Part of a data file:
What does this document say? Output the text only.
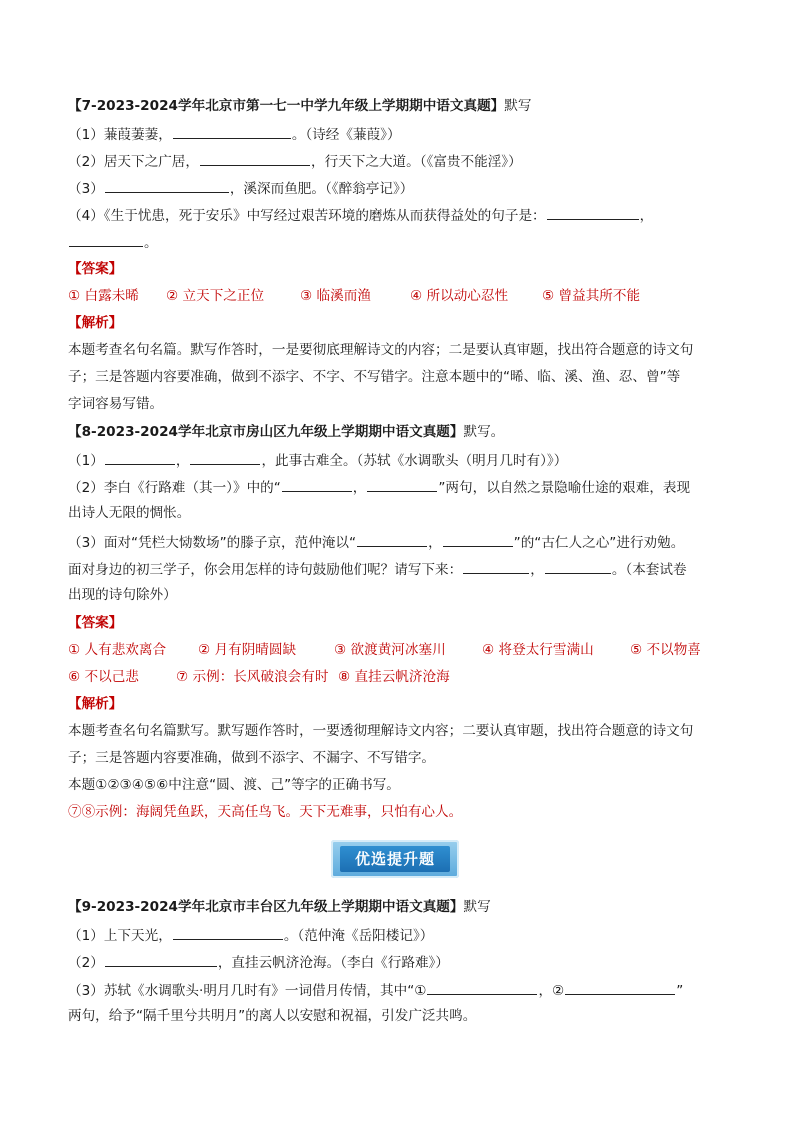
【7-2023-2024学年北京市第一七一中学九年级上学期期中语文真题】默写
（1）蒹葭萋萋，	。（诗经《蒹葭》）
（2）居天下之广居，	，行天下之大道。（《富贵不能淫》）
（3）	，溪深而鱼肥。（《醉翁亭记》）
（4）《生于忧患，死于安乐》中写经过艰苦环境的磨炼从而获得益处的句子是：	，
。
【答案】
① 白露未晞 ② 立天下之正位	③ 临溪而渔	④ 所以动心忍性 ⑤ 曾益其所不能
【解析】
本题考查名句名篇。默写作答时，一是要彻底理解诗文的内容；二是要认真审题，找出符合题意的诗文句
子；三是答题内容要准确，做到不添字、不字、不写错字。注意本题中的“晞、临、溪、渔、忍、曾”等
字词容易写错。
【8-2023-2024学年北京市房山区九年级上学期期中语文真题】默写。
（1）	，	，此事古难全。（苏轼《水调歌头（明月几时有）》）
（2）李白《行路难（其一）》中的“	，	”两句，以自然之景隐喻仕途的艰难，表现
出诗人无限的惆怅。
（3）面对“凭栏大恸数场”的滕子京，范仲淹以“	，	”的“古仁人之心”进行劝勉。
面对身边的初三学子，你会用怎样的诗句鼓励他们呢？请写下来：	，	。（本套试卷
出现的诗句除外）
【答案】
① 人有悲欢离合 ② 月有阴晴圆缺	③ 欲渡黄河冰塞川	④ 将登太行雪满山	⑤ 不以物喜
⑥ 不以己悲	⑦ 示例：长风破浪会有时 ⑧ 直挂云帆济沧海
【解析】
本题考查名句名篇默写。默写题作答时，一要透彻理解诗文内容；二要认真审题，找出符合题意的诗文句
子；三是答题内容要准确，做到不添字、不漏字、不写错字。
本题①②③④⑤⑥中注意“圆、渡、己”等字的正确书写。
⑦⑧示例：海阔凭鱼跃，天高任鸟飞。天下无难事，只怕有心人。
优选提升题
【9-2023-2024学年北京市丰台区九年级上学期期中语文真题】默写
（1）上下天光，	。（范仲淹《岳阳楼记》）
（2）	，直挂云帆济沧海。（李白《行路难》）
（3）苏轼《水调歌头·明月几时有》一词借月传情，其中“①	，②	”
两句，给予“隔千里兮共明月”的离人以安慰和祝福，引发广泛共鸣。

...

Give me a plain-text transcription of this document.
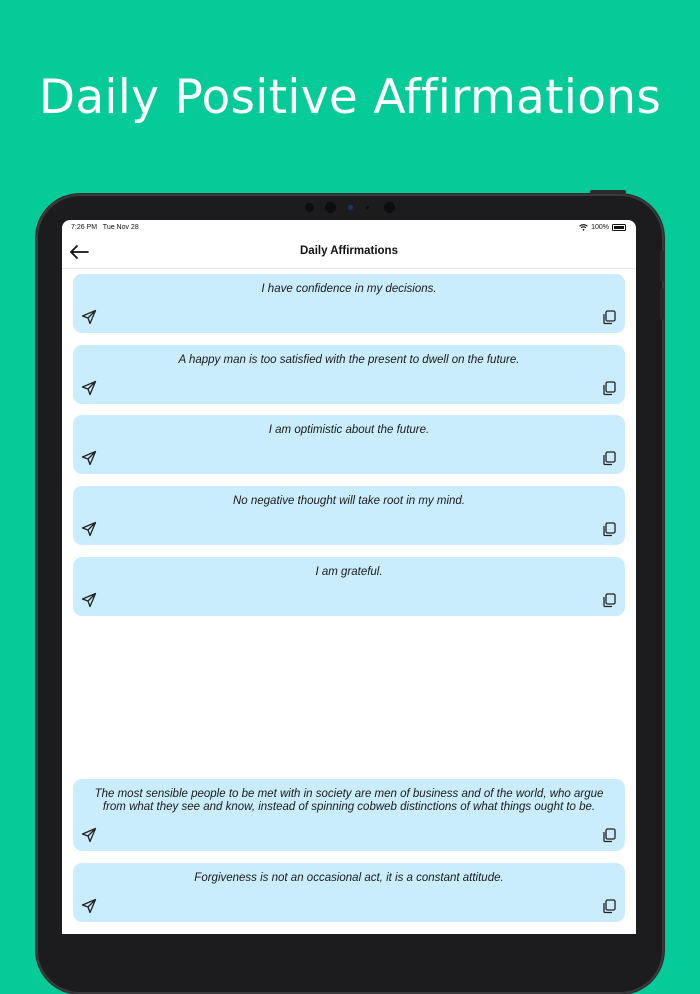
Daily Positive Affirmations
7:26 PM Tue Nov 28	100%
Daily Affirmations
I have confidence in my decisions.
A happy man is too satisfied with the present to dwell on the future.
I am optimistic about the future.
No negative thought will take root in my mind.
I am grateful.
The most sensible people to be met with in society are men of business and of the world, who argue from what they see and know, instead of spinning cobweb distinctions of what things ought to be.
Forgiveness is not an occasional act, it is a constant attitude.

* * *

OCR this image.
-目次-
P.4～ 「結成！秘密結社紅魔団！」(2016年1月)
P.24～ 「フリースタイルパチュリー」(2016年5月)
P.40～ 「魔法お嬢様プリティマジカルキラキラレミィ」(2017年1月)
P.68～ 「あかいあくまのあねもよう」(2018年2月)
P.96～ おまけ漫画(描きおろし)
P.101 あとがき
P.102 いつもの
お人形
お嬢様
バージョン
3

**Problem:**
Report how many lines contain "找出符合题意的诗文句". Give nothing but the number.

**Answer to this task:**
2